Il rapporto, sviluppato su tutte le classi di età della scuola dell’obbligo nel Regno Unito, analizza in particolare il bilanciamento dei rischi di reinserimento scolastico degli alunni, evidenziando le conseguenze a lungo termine che gli studenti rimasti a casa durante il lockdown subiranno nel corso della propria vita.
«A partire dalla metà degli anni 2030 e per i 50 anni successivi, circa un quarto della forza lavoro complessiva avrà competenze inferiori rispetto ad oggi», scrive la Royal Society. «Questo intaccherà gli stipendi riducendoli di una media del 3% all’anno, influenzando il tasso di crescita economica complessivo. Ma oltre alle conseguenze economiche di lungo periodo della chiusura delle scuole, il lockdown avrà un impatto negativo anche sulla salute fisica e mentale dei bambini».

########################################

■ Compiti richiesti ■
A) Ricopia fedelmente il passo del testo sulla chiusura delle scuole da "Il rapporto, sviluppato" fino a "della propria vita." incluso.
B) Scrivi il seguito del testo sulla chiusura delle scuole, partendo dopo la sua ultima frase.
I dati riportati di seguito provengono da un'altra fonte.

(Righe di un insieme di dati)
########################################

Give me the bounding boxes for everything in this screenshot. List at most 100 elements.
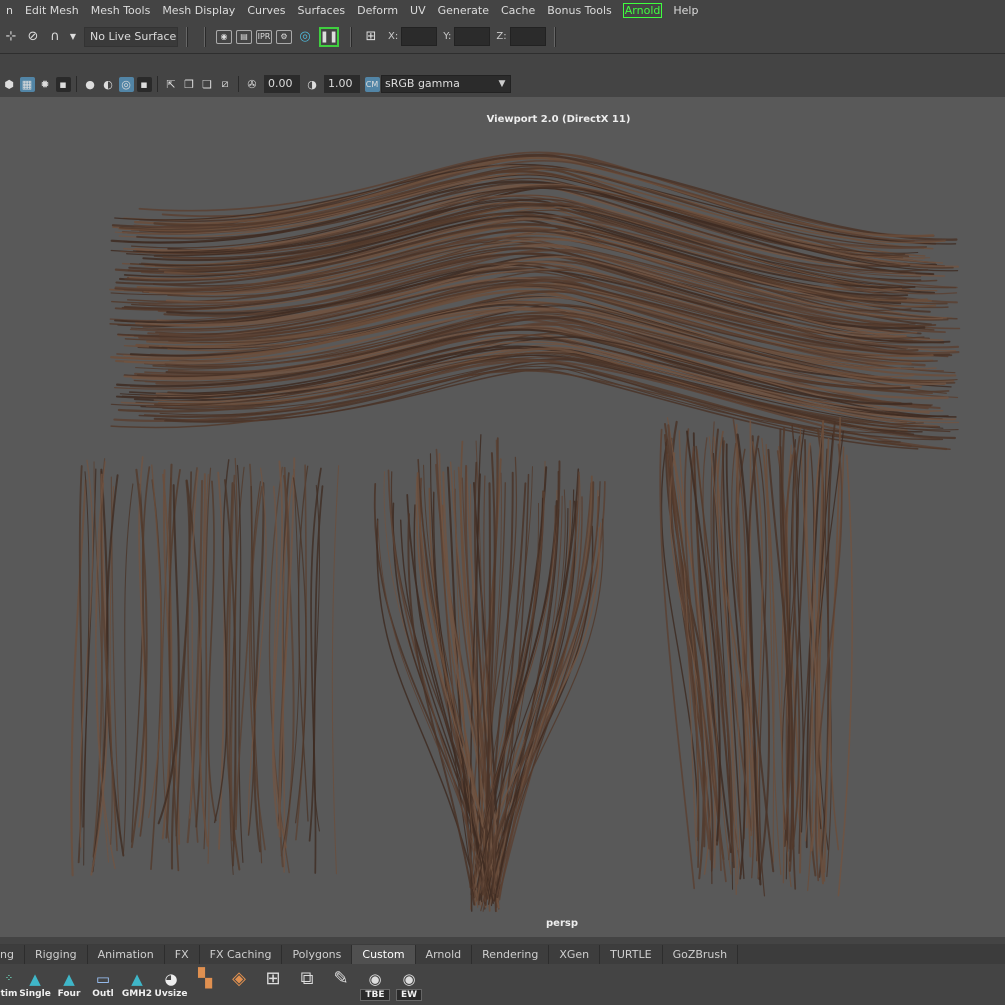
toolbar-gap — [0, 55, 1005, 72]
menu-bonus-tools[interactable]: Bonus Tools — [541, 4, 618, 17]
render-frame-icon[interactable]: ▤ — [236, 29, 252, 44]
shelf-button-uvsize[interactable]: ◕ Uvsize — [154, 969, 188, 1001]
menu-edit-mesh[interactable]: Edit Mesh — [19, 4, 85, 17]
magnet-icon[interactable]: ∩ — [46, 28, 64, 46]
eye-icon: ◉ — [368, 969, 382, 988]
shelf-button-pivot[interactable]: ⧉ — [291, 968, 323, 1001]
xray-joints-icon[interactable]: ❏ — [200, 77, 215, 92]
menu-cache[interactable]: Cache — [495, 4, 541, 17]
x-label: X: — [388, 31, 399, 42]
shelf-button-four[interactable]: ▲ Four — [53, 969, 85, 1001]
z-label: Z: — [496, 31, 507, 42]
hair-cards-scene[interactable] — [0, 97, 1005, 937]
camera-name-label: persp — [546, 918, 578, 929]
menu-curves[interactable]: Curves — [241, 4, 291, 17]
color-space-dropdown[interactable]: sRGB gamma ▼ — [381, 75, 511, 93]
tab-turtle[interactable]: TURTLE — [600, 945, 663, 964]
tab-fx[interactable]: FX — [164, 945, 200, 964]
gamma-field[interactable]: 1.00 — [324, 75, 360, 93]
tab-polygons[interactable]: Polygons — [282, 945, 353, 964]
motion-blur-icon[interactable]: ◐ — [101, 77, 116, 92]
z-field[interactable] — [509, 27, 546, 46]
shelf-button-outliner[interactable]: ▭ Outl — [87, 969, 119, 1001]
transform-grid-icon[interactable]: ⊞ — [362, 28, 380, 46]
tab-gozbrush[interactable]: GoZBrush — [662, 945, 739, 964]
viewport-renderer-label: Viewport 2.0 (DirectX 11) — [486, 114, 631, 125]
pause-icon[interactable]: ❚❚ — [319, 26, 339, 47]
color-space-value: sRGB gamma — [385, 77, 460, 90]
menu-mesh-tools[interactable]: Mesh Tools — [85, 4, 157, 17]
shelf-button-anim[interactable]: ⁘ tim — [1, 969, 18, 1001]
xray-icon[interactable]: ❐ — [182, 77, 197, 92]
separator — [350, 26, 352, 47]
hair-strand — [150, 479, 163, 870]
menu-help[interactable]: Help — [667, 4, 704, 17]
shelf-button-ew[interactable]: ◉ EW — [393, 969, 425, 1001]
shelf-button-paint[interactable]: ✎ — [325, 968, 357, 1001]
shelf-button-single[interactable]: ▲ Single — [19, 969, 51, 1001]
render-settings-icon[interactable]: ⚙ — [276, 29, 292, 44]
shelf-button-gmh2[interactable]: ▲ GMH2 — [121, 969, 153, 1001]
tab-rendering[interactable]: Rendering — [472, 945, 550, 964]
menu-generate[interactable]: Generate — [432, 4, 495, 17]
panel-toolbar: ⬢ ▦ ✹ ▪ ● ◐ ◎ ▪ ⇱ ❐ ❏ ⧄ ✇ 0.00 ◑ 1.00 CM… — [0, 72, 1005, 96]
maya-gmh2-icon: ▲ — [131, 969, 143, 988]
tab-xgen[interactable]: XGen — [549, 945, 601, 964]
hair-strand — [148, 464, 163, 819]
lights-icon[interactable]: ✹ — [38, 77, 53, 92]
ambient-occlusion-icon[interactable]: ● — [83, 77, 98, 92]
snap-view-icon[interactable]: ⊘ — [24, 28, 42, 46]
antialiasing-icon[interactable]: ◎ — [118, 76, 134, 92]
live-surface-field[interactable]: No Live Surface — [84, 26, 178, 47]
separator — [238, 76, 239, 92]
separator — [76, 76, 77, 92]
shelf-button-snap[interactable]: ◈ — [223, 968, 255, 1001]
snap-icon: ◈ — [232, 968, 246, 989]
y-field[interactable] — [454, 27, 491, 46]
shelf-button-layout[interactable]: ▚ — [189, 968, 221, 1001]
shelf: ⁘ tim ▲ Single ▲ Four ▭ Outl ▲ GMH2 ◕ Uv… — [0, 964, 1005, 1005]
y-label: Y: — [443, 31, 452, 42]
snap-curve-icon[interactable]: ⊹ — [2, 28, 20, 46]
tab-custom[interactable]: Custom — [352, 945, 416, 964]
ipr-render-icon[interactable]: IPR — [256, 29, 272, 44]
shelf-button-tbe[interactable]: ◉ TBE — [359, 969, 391, 1001]
render-view-icon[interactable]: ◉ — [216, 29, 232, 44]
shelf-button-label: Uvsize — [154, 988, 188, 999]
color-management-icon[interactable]: CM — [364, 76, 380, 92]
hypershade-icon[interactable]: ◎ — [296, 28, 314, 46]
chevron-down-icon[interactable]: ▼ — [68, 28, 78, 46]
menu-uv[interactable]: UV — [404, 4, 432, 17]
menu-deform[interactable]: Deform — [351, 4, 404, 17]
tab-arnold[interactable]: Arnold — [415, 945, 473, 964]
hair-strand — [122, 483, 134, 857]
x-field[interactable] — [401, 27, 438, 46]
eye-icon: ◉ — [402, 969, 416, 988]
viewport-panel[interactable]: Viewport 2.0 (DirectX 11) persp — [0, 97, 1005, 937]
exposure-icon[interactable]: ✇ — [245, 77, 260, 92]
isolate-select-icon[interactable]: ⇱ — [164, 77, 179, 92]
shadows-icon[interactable]: ▪ — [55, 76, 71, 92]
separator — [186, 26, 188, 47]
hair-clump-strands — [659, 417, 854, 897]
separator — [157, 76, 158, 92]
tab-partial[interactable]: ng — [0, 945, 25, 964]
exposure-field[interactable]: 0.00 — [264, 75, 300, 93]
shelf-button-label: Single — [19, 988, 51, 999]
pivot-icon: ⧉ — [300, 968, 314, 989]
textured-icon[interactable]: ▦ — [19, 76, 35, 92]
tab-fx-caching[interactable]: FX Caching — [199, 945, 283, 964]
wireframe-icon[interactable]: ⬢ — [2, 77, 17, 92]
gamma-icon[interactable]: ◑ — [305, 77, 320, 92]
uvsize-icon: ◕ — [164, 969, 178, 988]
shelf-button-grid[interactable]: ⊞ — [257, 968, 289, 1001]
menu-partial[interactable]: n — [0, 4, 19, 17]
xray-components-icon[interactable]: ⧄ — [218, 77, 233, 92]
menu-arnold[interactable]: Arnold — [622, 2, 663, 18]
tab-rigging[interactable]: Rigging — [24, 945, 88, 964]
depth-of-field-icon[interactable]: ▪ — [136, 76, 152, 92]
tab-animation[interactable]: Animation — [87, 945, 165, 964]
outliner-icon: ▭ — [95, 969, 111, 988]
menu-surfaces[interactable]: Surfaces — [292, 4, 352, 17]
menu-mesh-display[interactable]: Mesh Display — [156, 4, 241, 17]
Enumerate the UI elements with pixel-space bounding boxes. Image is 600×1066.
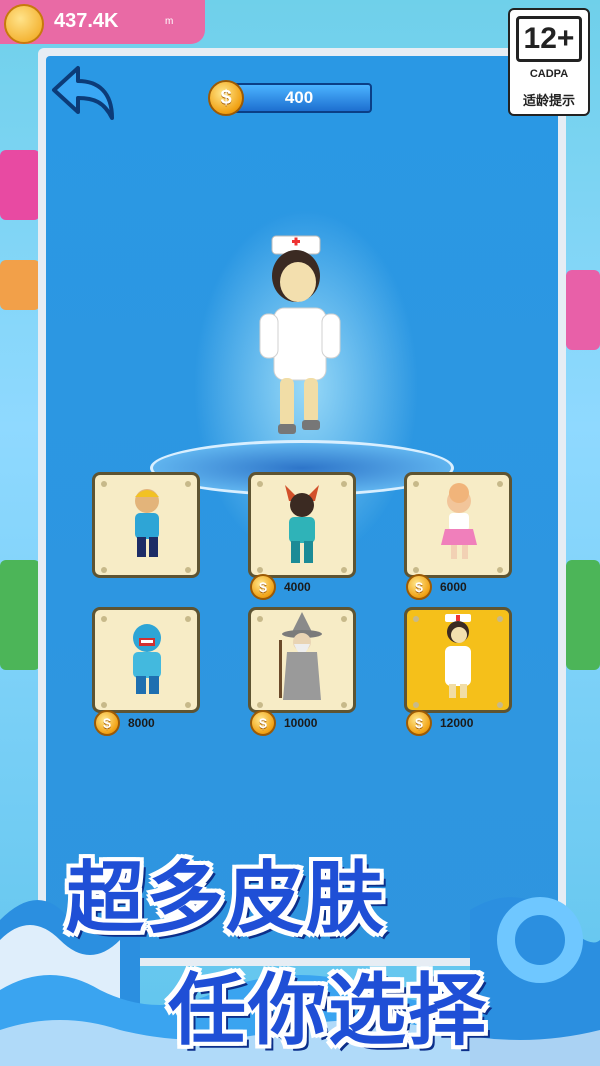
coin-icon: $	[208, 80, 244, 116]
card-rivet	[341, 567, 347, 573]
price-amount: 4000	[284, 580, 311, 594]
bg-decoration	[566, 270, 600, 350]
skin-figure-monster	[133, 624, 161, 694]
preview-character-nurse	[259, 235, 341, 434]
card-rivet	[185, 567, 191, 573]
card-rivet	[101, 481, 107, 487]
card-rivet	[257, 702, 263, 708]
card-rivet	[185, 702, 191, 708]
score-value: 437.4K	[54, 10, 119, 32]
promo-line-1: 超多皮肤	[66, 854, 387, 942]
skin-figure-nurse	[445, 614, 471, 698]
coin-icon: $	[250, 574, 276, 600]
card-rivet	[341, 616, 347, 622]
coin-icon: $	[406, 574, 432, 600]
card-rivet	[497, 481, 503, 487]
age-rating-org: CADPA	[529, 68, 569, 80]
age-rating-badge: 12+ CADPA 适龄提示	[508, 8, 590, 116]
bg-decoration	[566, 560, 600, 670]
card-rivet	[257, 616, 263, 622]
card-rivet	[341, 702, 347, 708]
score-suffix: m	[165, 16, 174, 27]
coin-balance-value: 400	[284, 88, 314, 107]
price-amount: 10000	[284, 716, 318, 730]
card-rivet	[341, 481, 347, 487]
card-rivet	[413, 567, 419, 573]
card-rivet	[497, 567, 503, 573]
age-rating-label: 12+	[516, 16, 582, 62]
price-amount: 6000	[440, 580, 467, 594]
coin-balance: 400 $	[208, 80, 372, 116]
bg-decoration	[0, 150, 40, 220]
card-rivet	[101, 702, 107, 708]
skin-card-dancer[interactable]	[404, 472, 512, 578]
score-bar: 437.4K m	[0, 0, 205, 44]
card-rivet	[101, 616, 107, 622]
card-rivet	[101, 567, 107, 573]
card-rivet	[497, 702, 503, 708]
score-coin-icon	[4, 4, 44, 44]
promo-line-2: 任你选择	[168, 966, 489, 1054]
price-amount: 8000	[128, 716, 155, 730]
skin-card-monster[interactable]	[92, 607, 200, 713]
skin-card-warrior[interactable]	[248, 472, 356, 578]
skin-card-basic[interactable]	[92, 472, 200, 578]
card-rivet	[413, 702, 419, 708]
card-rivet	[497, 616, 503, 622]
card-rivet	[413, 481, 419, 487]
card-rivet	[257, 481, 263, 487]
card-rivet	[413, 616, 419, 622]
skin-figure-dancer	[441, 483, 477, 559]
skin-figure-wizard	[279, 612, 322, 700]
card-rivet	[257, 567, 263, 573]
coin-icon: $	[94, 710, 120, 736]
skin-figure-warrior	[285, 485, 319, 563]
skin-card-nurse[interactable]	[404, 607, 512, 713]
back-arrow-icon	[52, 66, 114, 120]
skin-card-wizard[interactable]	[248, 607, 356, 713]
skin-figure-boy	[135, 489, 159, 557]
card-rivet	[185, 481, 191, 487]
bg-decoration	[0, 260, 40, 310]
coin-icon: $	[406, 710, 432, 736]
price-amount: 12000	[440, 716, 474, 730]
coin-icon: $	[250, 710, 276, 736]
bg-decoration	[0, 560, 40, 670]
age-rating-tip: 适龄提示	[522, 93, 575, 108]
card-rivet	[185, 616, 191, 622]
back-button[interactable]	[50, 64, 116, 124]
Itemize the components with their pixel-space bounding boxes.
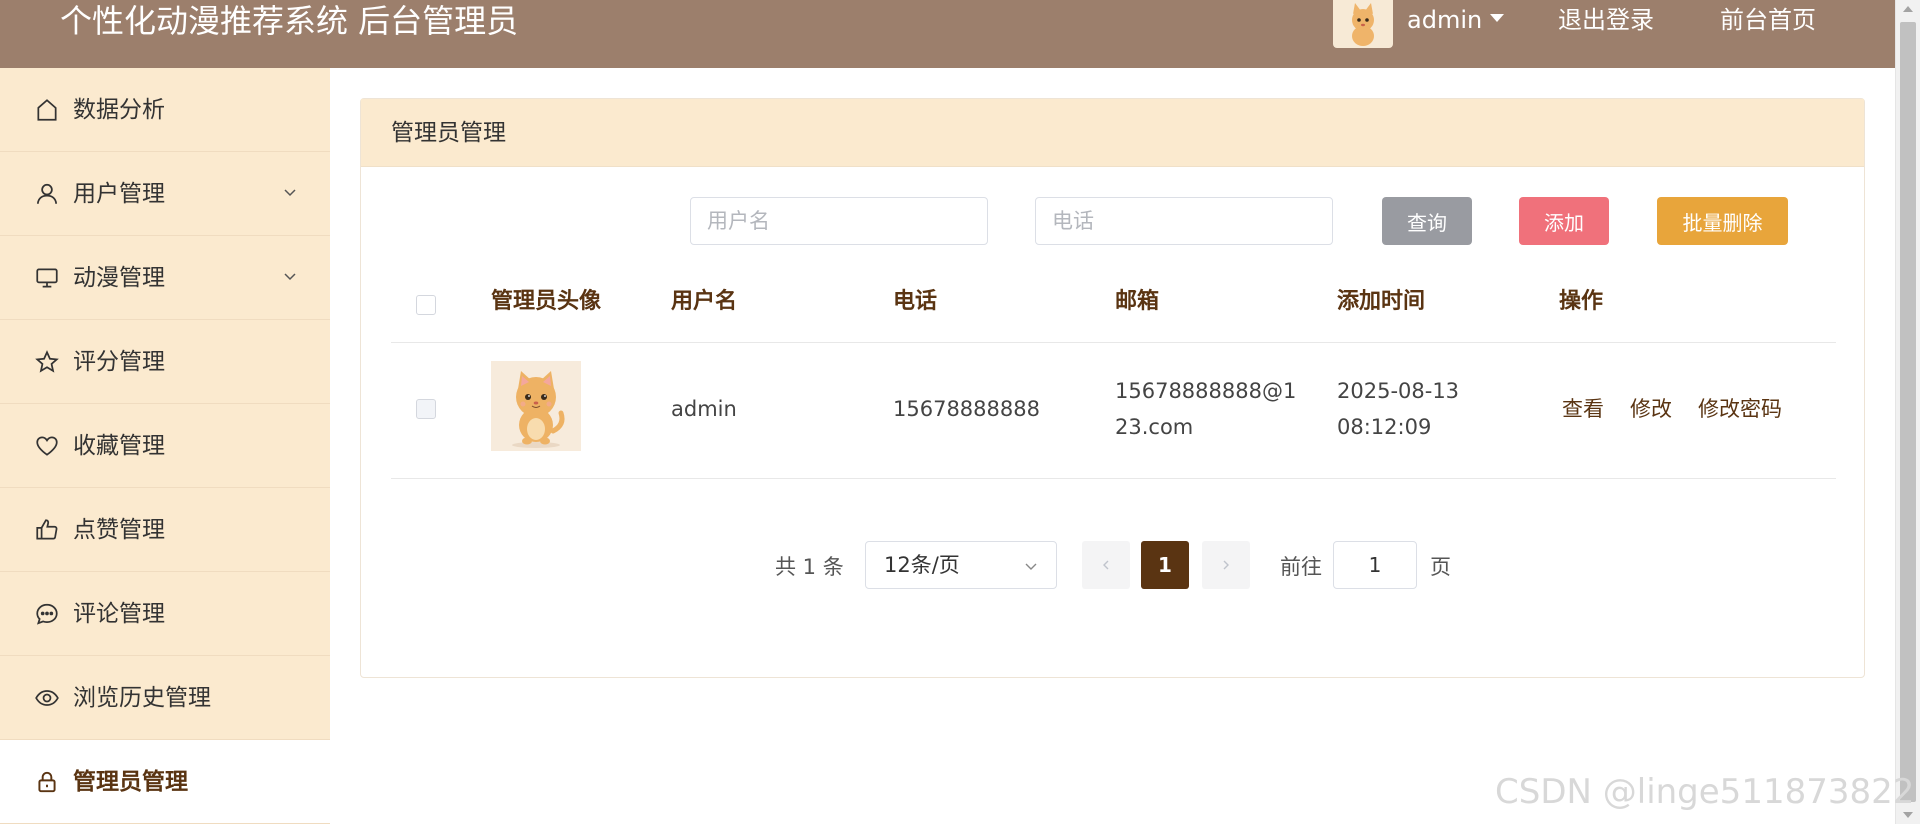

########################################

■ Risposte per compito ■
A)
Il rapporto, sviluppato su tutte le classi di età della scuola dell’obbligo nel Regno Unito, analizza in particolare il bilanciamento dei rischi di reinserimento scolastico degli alunni, evidenziando le conseguenze a lungo termine che gli studenti rimasti a casa durante il lockdown subiranno nel corso della propria vita.

B)
Lo studio analizza le difficoltà nel bilanciare i costi da sostenere per la chiusura delle scuole e la necessità di ridurre al minimo il rischio di contrarre l’infezione da parte di studenti, genitori e della comunità nel complesso. La conclusione è che i rischi della riapertura delle scuole non siano più elevati rispetto alle riaperture di molte altre attività, come provano le esperienze della maggior parte dei paesi che hanno già provveduto a riaprire gli istituti scolastici.
«Nel momento in cui il contagio cresce, alcune scuole potrebbero dover chiudere, ma queste decisioni dovrebbero essere determinate da criteri oggettivi e differenziate a seconda della zona o della scuola», scrive la Royal Society. Inoltre, in caso di focolai in determinate comunità, il governo dovrebbe provvedere a chiudere i luoghi dove il rischio di contagio è alto, come le palestre, i bar ed altre attività non essenziali, prima di considerare la chiusura delle scuole.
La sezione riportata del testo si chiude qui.